In the listing below, pick out lines with "ylabel".

====== DATA SHOWN ======

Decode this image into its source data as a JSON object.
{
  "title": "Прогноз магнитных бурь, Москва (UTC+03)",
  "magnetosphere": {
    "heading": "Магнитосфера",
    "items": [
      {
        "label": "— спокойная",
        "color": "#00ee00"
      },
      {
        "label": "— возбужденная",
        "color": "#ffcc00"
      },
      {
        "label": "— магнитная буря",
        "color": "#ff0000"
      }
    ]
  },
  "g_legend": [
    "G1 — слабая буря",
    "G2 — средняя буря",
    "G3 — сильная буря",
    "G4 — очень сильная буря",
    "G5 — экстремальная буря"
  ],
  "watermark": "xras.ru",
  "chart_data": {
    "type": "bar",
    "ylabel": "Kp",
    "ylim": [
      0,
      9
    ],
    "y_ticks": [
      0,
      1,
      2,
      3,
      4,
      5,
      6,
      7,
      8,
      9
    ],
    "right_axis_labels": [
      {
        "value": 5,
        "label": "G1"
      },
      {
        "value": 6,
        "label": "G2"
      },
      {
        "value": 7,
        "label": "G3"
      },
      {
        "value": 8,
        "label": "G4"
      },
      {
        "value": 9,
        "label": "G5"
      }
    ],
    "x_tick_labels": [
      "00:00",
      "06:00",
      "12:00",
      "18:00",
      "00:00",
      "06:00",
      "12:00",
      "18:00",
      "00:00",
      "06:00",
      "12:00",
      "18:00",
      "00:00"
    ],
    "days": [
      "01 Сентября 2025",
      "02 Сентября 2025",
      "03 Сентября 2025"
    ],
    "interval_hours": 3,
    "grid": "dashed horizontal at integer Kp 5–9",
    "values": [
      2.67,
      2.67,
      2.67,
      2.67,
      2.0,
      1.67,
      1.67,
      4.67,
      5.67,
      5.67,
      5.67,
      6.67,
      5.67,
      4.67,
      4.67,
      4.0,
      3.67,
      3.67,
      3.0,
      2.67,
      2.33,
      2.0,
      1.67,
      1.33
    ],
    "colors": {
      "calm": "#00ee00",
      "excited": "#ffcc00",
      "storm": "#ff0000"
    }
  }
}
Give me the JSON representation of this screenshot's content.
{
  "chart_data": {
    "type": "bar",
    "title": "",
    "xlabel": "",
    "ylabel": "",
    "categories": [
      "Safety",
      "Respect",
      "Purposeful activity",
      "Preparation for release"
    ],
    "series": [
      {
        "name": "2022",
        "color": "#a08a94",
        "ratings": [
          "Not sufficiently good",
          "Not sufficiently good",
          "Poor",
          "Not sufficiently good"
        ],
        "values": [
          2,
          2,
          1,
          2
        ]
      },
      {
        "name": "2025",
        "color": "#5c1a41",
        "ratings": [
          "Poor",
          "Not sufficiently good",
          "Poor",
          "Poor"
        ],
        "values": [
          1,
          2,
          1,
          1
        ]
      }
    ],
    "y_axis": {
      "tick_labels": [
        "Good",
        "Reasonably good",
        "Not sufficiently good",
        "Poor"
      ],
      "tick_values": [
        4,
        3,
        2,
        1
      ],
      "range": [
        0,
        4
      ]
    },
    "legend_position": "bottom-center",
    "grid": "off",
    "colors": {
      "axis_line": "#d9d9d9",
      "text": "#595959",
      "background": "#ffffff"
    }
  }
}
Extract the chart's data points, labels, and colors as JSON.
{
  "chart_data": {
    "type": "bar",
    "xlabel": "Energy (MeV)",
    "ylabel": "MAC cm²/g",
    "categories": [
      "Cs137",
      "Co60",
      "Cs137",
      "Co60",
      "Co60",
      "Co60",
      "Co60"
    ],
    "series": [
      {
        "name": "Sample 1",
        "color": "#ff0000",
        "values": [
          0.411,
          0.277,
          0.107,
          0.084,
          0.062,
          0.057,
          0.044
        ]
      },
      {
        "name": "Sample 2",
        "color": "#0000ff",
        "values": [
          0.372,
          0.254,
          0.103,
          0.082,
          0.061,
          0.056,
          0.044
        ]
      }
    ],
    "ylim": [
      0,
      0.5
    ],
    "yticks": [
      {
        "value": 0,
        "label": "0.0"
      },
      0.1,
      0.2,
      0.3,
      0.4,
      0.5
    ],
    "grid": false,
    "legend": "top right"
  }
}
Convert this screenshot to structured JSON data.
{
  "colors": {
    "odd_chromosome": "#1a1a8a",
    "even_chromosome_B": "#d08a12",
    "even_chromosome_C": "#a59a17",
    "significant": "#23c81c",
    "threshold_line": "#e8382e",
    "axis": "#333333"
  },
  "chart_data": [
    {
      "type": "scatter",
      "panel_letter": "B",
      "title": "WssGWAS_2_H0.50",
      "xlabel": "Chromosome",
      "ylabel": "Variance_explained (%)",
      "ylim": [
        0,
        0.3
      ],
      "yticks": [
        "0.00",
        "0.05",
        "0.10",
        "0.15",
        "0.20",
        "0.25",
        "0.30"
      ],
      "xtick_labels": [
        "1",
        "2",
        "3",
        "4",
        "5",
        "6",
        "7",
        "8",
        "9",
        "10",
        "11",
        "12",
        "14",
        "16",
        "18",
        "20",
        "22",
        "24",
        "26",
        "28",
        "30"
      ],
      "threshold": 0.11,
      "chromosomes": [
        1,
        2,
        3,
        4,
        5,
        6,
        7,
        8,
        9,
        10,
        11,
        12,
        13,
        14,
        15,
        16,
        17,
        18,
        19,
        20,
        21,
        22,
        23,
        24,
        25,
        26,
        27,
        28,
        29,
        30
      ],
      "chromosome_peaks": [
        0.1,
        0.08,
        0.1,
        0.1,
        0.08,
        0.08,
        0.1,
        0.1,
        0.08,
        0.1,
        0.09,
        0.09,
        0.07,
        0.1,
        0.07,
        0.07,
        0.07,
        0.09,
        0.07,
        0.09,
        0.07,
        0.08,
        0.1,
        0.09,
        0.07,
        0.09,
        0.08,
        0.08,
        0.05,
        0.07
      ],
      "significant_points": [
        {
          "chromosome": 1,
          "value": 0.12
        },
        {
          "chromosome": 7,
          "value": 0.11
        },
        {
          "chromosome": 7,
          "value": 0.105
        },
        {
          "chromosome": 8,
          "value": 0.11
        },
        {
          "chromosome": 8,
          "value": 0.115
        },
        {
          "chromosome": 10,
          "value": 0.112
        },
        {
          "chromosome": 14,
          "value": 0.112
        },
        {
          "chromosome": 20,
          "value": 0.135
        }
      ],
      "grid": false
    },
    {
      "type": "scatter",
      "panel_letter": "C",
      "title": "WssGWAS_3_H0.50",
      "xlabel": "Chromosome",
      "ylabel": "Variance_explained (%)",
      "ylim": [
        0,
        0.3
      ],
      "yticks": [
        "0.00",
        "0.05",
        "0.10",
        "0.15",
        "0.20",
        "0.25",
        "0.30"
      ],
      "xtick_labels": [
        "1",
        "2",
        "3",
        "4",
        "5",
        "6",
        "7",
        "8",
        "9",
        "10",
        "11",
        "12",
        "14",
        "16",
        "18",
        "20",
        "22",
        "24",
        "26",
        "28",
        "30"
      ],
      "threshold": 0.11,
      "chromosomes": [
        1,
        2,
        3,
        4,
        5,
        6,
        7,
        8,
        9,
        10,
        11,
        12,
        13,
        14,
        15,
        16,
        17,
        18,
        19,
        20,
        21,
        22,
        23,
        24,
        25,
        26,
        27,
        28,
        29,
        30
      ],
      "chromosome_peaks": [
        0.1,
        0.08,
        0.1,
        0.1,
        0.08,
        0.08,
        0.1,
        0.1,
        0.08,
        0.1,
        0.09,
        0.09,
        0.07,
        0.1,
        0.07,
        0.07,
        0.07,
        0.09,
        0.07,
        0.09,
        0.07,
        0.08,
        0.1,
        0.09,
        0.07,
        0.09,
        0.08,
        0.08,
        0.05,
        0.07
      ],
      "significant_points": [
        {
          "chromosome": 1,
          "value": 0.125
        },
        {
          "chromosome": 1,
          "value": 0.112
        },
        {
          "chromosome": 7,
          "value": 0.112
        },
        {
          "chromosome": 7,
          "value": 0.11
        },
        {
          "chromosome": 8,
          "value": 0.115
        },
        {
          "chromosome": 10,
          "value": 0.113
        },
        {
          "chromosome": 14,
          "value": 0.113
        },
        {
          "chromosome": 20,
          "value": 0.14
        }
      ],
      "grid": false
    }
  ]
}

======

## EXERCISE SOLUTION
    "ylabel": "Kp",
    "ylabel": "",
    "ylabel": "MAC cm²/g",
      "ylabel": "Variance_explained (%)",
      "ylabel": "Variance_explained (%)",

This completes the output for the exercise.